- BRIEF: Copy out each line of the data holding "Rubi".

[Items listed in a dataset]
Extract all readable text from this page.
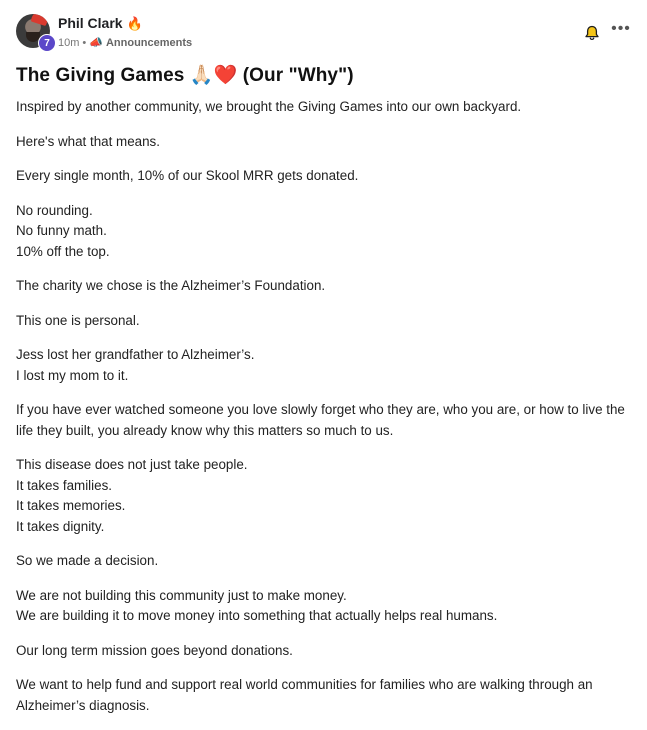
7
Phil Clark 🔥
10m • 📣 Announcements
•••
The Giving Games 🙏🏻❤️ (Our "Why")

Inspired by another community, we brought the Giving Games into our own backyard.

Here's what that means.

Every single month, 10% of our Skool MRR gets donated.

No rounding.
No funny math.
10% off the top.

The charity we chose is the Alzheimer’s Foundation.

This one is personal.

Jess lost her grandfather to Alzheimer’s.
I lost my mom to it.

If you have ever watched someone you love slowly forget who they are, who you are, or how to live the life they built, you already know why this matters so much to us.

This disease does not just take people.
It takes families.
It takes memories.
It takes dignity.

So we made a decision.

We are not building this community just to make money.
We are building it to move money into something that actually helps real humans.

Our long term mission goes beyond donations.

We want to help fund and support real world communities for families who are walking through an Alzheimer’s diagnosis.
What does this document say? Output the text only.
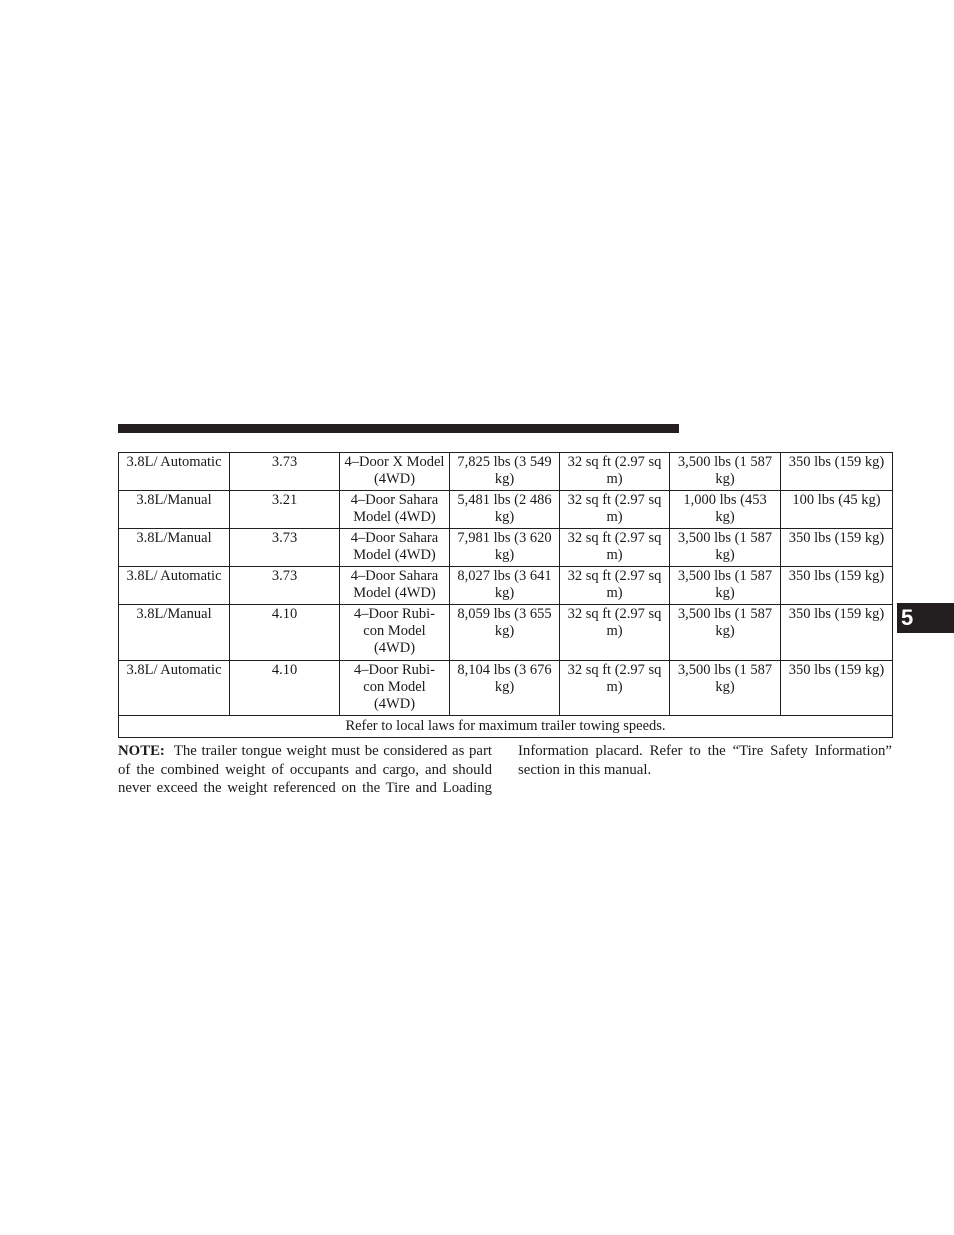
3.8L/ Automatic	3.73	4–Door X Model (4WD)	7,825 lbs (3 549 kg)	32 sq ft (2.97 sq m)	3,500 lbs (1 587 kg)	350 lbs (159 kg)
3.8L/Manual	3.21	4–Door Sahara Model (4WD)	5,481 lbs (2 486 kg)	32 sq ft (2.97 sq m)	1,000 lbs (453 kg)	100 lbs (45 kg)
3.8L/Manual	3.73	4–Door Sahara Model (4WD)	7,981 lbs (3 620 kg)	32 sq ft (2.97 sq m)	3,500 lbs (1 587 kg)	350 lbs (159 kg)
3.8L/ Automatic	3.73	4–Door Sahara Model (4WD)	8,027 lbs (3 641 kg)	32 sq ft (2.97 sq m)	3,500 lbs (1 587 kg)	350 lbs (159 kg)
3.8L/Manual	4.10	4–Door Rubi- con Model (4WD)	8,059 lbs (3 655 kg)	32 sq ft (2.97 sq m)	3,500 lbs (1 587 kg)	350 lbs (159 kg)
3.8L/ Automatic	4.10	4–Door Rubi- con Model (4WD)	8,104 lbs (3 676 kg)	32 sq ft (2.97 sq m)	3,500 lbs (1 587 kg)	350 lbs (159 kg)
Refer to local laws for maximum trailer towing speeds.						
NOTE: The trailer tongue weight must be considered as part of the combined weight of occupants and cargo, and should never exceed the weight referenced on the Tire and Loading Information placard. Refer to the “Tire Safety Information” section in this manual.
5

...

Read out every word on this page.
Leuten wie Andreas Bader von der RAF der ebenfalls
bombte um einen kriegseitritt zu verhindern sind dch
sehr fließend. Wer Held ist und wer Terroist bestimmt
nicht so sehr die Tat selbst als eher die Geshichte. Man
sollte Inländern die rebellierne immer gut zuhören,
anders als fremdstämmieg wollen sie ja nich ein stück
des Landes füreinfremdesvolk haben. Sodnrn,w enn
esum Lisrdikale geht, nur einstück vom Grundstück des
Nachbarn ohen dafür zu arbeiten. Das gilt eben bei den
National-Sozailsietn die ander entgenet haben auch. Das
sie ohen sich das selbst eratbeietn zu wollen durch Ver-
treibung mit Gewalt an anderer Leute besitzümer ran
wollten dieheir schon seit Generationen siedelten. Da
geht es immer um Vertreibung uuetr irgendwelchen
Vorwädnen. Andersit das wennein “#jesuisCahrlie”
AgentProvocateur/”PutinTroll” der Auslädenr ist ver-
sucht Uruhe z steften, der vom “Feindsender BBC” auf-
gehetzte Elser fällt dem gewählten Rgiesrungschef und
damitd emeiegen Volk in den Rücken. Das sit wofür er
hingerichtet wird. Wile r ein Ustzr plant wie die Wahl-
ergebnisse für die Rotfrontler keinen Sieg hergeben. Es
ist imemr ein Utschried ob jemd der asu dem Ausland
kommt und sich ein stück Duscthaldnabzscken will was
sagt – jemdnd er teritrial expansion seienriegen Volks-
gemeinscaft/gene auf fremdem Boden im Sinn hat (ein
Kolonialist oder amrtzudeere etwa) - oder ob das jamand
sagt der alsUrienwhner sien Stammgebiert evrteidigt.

- SOLUTION TO THE PROBLEM:
3.8L/Manual	4.10	4–Door Rubi- con Model (4WD)	8,059 lbs (3 655 kg)	32 sq ft (2.97 sq m)	3,500 lbs (1 587 kg)	350 lbs (159 kg)
3.8L/ Automatic	4.10	4–Door Rubi- con Model (4WD)	8,104 lbs (3 676 kg)	32 sq ft (2.97 sq m)	3,500 lbs (1 587 kg)	350 lbs (159 kg)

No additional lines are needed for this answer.